■ **What is expected**
Work out how many lines hold the string "phẩm". The answer is a single number, nothing more.

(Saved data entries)
<<<<
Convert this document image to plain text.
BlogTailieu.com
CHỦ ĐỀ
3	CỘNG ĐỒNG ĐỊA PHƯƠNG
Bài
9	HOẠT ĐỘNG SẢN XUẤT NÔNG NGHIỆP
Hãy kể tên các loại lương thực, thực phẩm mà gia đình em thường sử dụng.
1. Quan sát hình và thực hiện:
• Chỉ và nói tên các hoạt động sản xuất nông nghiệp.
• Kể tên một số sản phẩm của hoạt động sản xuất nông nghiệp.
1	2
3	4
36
>>>>
■ **Correct answer**
2